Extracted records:
....................

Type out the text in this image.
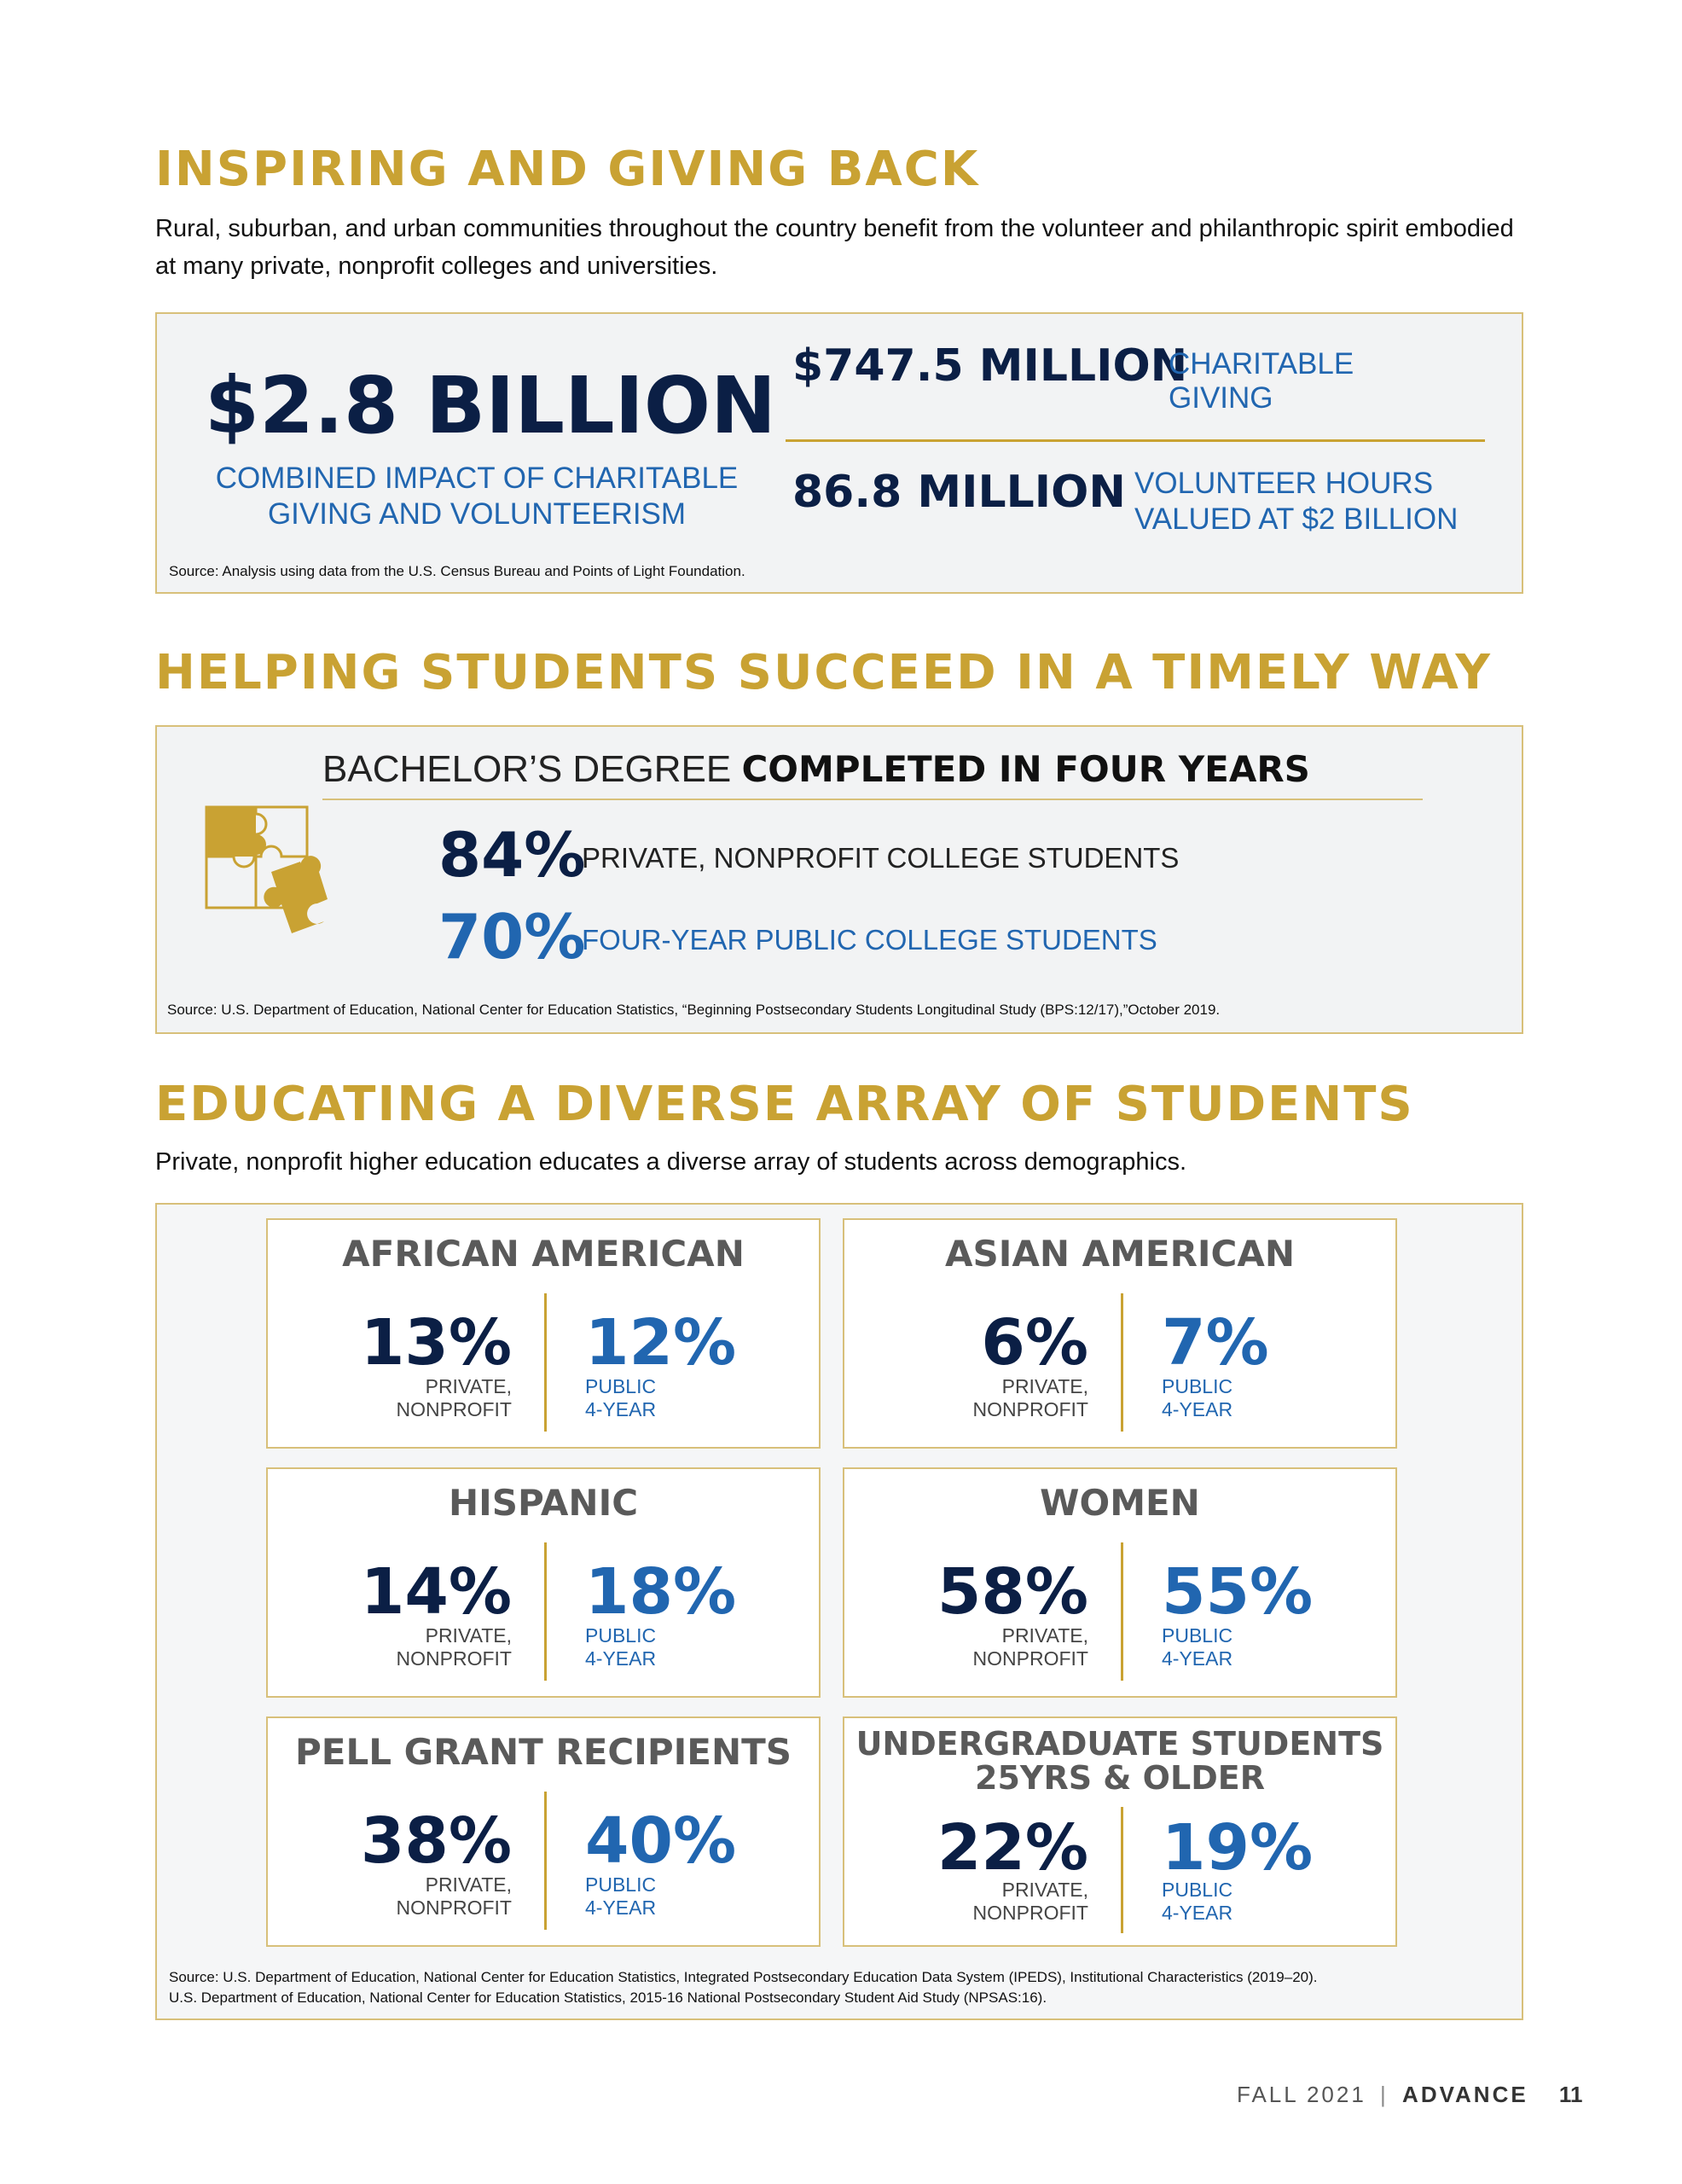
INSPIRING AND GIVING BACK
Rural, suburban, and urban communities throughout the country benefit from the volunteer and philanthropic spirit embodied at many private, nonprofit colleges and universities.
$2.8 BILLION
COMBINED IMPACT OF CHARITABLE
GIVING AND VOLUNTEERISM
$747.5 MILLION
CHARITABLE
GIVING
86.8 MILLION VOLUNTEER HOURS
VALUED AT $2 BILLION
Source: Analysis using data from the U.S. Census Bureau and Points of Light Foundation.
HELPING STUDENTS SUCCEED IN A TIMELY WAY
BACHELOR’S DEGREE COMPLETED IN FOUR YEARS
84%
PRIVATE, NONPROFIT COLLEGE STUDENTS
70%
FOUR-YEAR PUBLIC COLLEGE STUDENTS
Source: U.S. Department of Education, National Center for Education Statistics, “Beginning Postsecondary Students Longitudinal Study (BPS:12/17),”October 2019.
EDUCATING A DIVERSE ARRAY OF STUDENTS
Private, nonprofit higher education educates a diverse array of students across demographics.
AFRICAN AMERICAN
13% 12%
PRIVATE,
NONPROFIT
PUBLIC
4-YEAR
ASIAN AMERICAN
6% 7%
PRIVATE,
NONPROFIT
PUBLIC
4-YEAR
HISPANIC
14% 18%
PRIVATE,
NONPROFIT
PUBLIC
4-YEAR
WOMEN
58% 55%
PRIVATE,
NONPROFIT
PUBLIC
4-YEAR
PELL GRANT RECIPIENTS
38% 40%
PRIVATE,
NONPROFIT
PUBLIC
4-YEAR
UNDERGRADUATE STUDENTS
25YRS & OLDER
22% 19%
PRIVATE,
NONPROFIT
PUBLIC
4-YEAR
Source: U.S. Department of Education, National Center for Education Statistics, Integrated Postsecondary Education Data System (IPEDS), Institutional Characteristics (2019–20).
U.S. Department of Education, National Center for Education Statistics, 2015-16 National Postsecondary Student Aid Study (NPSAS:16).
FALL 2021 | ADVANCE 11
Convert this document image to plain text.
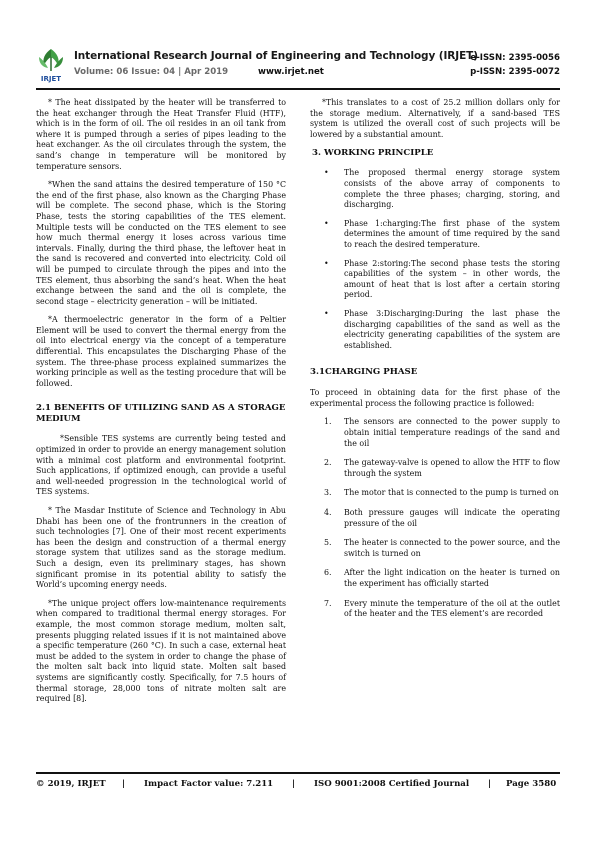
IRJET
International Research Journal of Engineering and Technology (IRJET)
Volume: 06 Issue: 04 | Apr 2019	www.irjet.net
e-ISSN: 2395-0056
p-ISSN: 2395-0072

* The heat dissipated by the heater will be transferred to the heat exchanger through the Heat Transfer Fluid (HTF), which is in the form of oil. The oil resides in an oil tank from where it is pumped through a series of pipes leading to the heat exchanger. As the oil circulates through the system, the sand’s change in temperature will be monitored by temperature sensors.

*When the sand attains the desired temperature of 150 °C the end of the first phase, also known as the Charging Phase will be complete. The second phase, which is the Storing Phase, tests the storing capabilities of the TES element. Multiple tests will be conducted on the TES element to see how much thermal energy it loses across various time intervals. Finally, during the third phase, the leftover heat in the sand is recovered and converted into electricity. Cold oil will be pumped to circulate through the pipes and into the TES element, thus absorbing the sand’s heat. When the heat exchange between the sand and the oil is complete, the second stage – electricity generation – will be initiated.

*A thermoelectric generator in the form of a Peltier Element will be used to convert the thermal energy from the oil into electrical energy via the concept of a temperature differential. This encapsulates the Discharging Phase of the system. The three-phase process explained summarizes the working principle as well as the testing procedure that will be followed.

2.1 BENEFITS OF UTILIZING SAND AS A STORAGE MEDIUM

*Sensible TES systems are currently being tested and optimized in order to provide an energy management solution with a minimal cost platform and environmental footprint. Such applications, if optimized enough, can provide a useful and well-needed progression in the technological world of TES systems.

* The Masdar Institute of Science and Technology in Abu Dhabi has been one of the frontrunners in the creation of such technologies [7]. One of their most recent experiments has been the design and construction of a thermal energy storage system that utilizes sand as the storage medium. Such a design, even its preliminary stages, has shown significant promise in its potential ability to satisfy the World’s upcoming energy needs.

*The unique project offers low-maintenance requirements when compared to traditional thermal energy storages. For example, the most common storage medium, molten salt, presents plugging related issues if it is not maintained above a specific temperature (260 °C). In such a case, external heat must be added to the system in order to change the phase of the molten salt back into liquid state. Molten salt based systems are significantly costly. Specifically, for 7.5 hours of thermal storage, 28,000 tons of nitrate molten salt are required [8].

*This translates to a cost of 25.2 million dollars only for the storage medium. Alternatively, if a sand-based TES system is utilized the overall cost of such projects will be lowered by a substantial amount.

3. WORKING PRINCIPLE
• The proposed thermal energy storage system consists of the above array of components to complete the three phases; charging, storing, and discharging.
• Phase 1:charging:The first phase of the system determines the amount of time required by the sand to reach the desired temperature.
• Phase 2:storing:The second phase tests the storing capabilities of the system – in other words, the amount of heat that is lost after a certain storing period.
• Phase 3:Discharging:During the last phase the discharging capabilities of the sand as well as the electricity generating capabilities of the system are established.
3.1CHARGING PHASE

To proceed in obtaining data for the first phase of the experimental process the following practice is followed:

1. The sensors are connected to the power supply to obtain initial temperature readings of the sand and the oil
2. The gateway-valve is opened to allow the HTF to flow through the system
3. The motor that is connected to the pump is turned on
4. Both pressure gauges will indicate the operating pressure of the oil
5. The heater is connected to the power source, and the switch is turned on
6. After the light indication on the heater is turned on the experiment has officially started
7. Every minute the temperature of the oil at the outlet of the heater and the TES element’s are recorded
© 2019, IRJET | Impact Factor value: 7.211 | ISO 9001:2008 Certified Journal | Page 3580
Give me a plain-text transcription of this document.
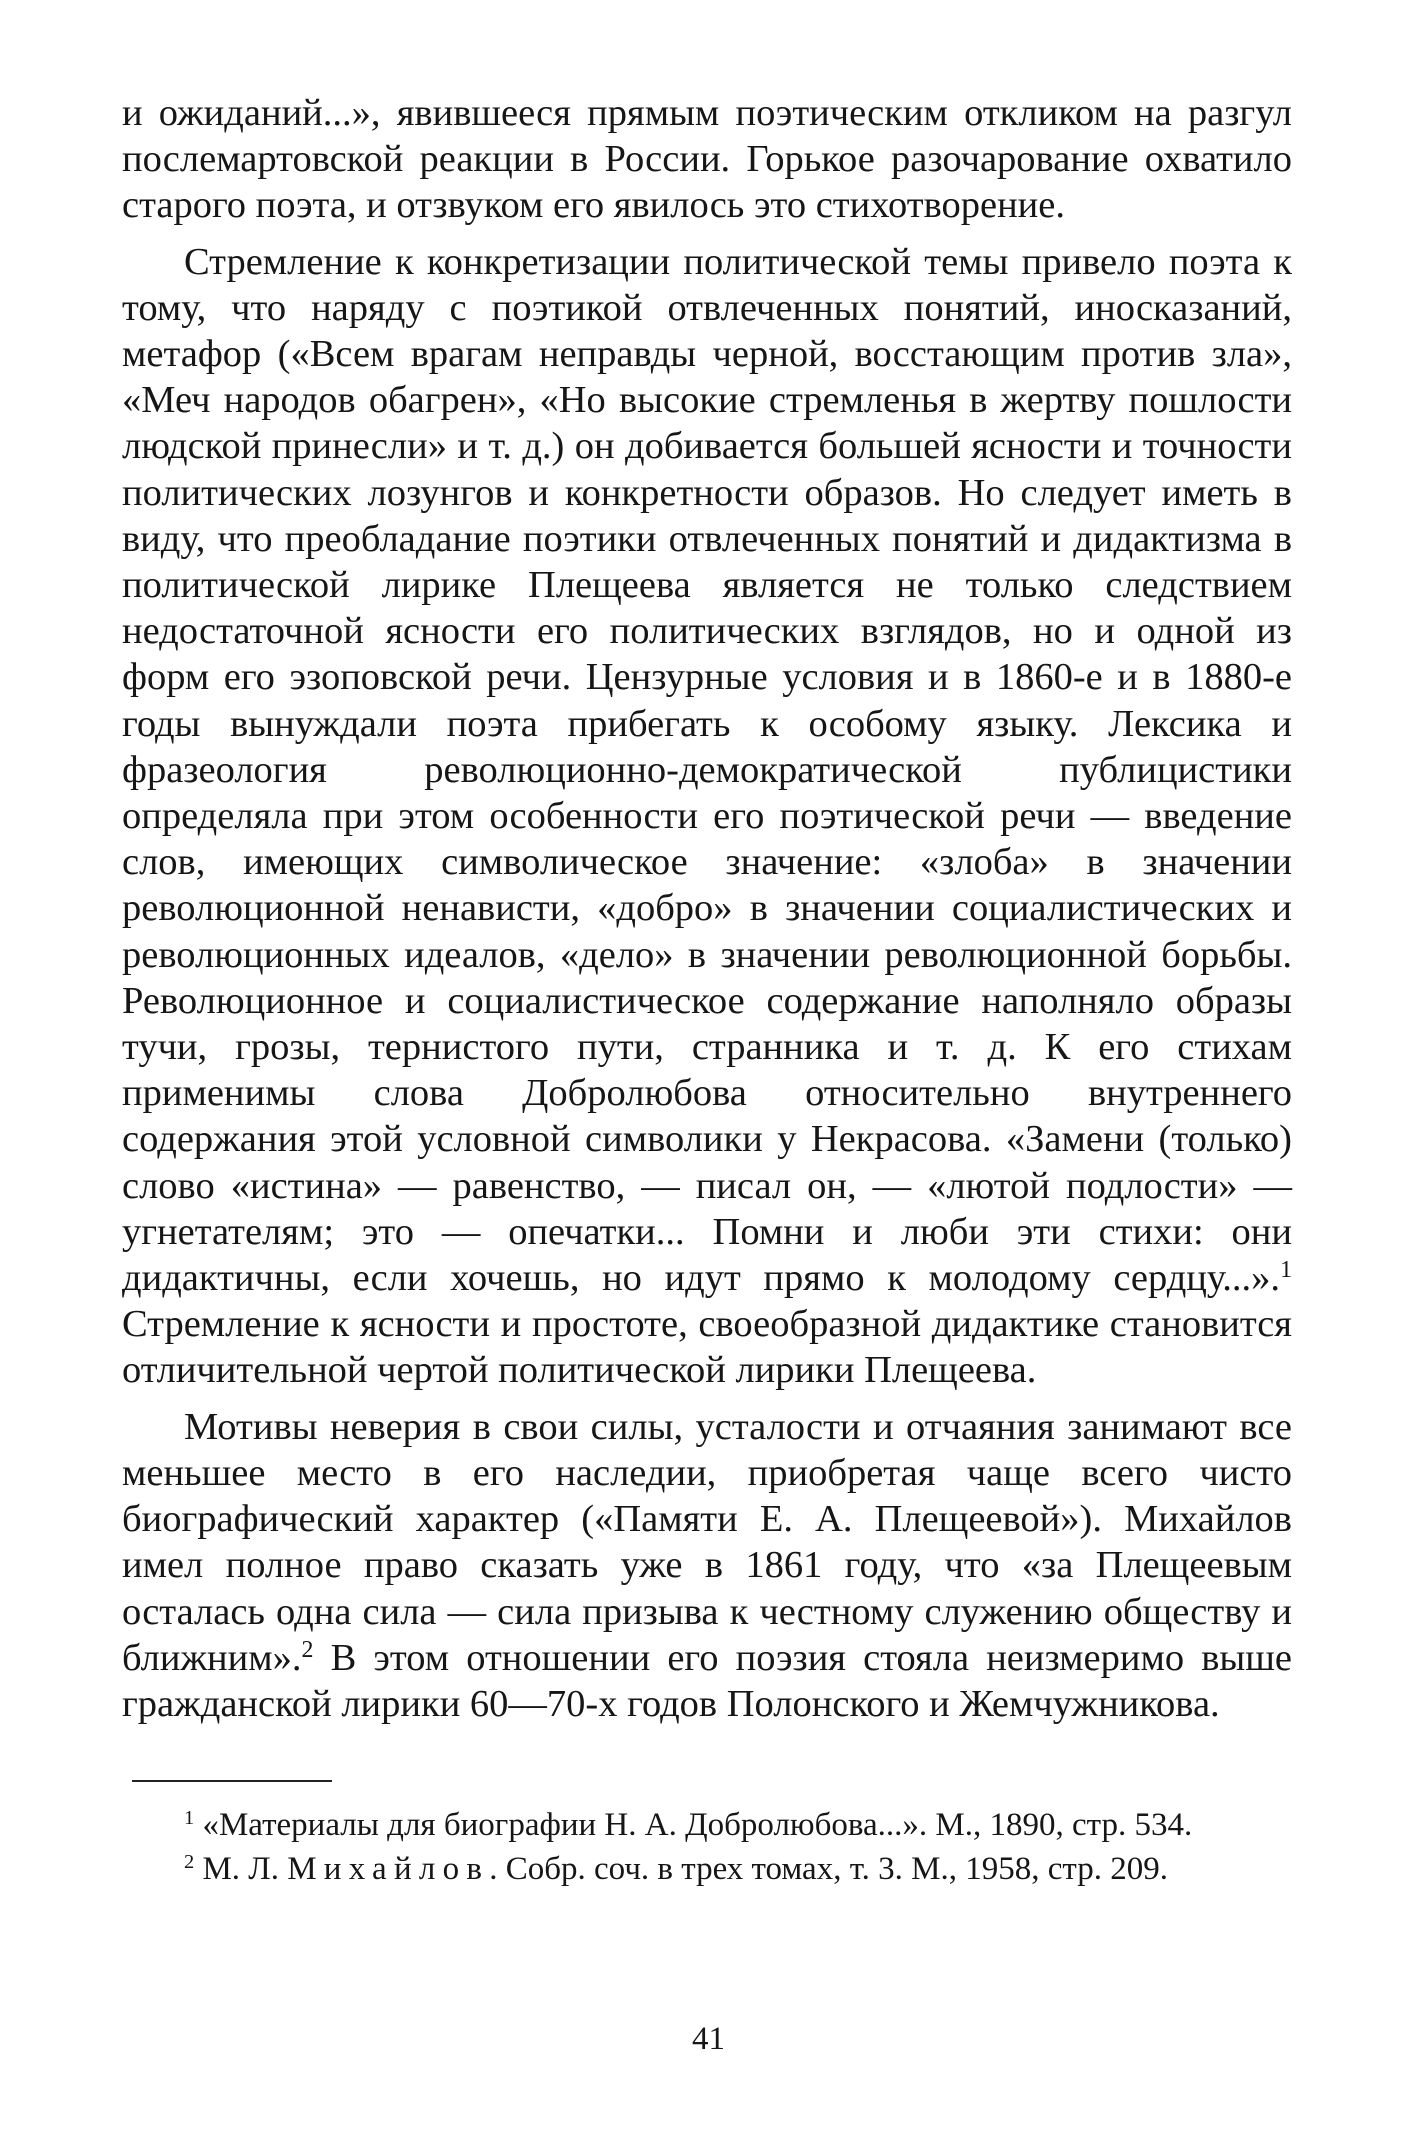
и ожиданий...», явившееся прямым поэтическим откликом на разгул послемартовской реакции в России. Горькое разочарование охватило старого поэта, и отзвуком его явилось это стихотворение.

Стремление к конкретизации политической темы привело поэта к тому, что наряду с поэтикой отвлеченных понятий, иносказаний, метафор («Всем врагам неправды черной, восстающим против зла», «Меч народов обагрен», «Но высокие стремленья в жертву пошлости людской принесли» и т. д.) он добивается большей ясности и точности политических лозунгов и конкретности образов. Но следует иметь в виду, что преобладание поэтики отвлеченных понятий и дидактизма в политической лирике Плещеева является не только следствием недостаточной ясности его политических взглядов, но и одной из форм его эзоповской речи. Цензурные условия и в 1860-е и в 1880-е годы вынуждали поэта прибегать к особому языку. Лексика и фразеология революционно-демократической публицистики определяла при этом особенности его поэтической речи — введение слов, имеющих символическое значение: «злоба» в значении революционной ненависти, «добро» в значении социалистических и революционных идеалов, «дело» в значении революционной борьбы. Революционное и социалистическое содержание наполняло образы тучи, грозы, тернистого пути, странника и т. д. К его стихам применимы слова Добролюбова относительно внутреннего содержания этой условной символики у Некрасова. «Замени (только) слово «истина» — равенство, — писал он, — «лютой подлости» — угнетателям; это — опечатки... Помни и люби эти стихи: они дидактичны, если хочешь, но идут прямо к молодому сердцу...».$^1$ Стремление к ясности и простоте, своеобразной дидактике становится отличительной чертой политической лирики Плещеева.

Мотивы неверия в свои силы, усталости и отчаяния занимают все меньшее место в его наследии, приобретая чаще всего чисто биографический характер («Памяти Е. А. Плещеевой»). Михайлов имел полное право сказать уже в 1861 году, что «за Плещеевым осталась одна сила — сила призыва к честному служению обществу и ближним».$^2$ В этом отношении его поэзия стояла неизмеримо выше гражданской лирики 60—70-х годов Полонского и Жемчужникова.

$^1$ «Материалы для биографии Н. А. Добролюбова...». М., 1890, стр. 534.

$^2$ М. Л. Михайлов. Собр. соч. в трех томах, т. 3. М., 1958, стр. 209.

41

....................

▸ **WHAT YOU WILL DO**: From the entries above, select each line containing the string "Technology".

▸ **SOLUTION TO THIS EXERCISE**:
International Research Journal of Engineering and Technology (IRJET)
* The Masdar Institute of Science and Technology in Abu Dhabi has been one of the frontrunners in the creation of such technologies [7]. One of their most recent experiments has been the design and construction of a thermal energy storage system that utilizes sand as the storage medium. Such a design, even its preliminary stages, has shown significant promise in its potential ability to satisfy the World’s upcoming energy needs.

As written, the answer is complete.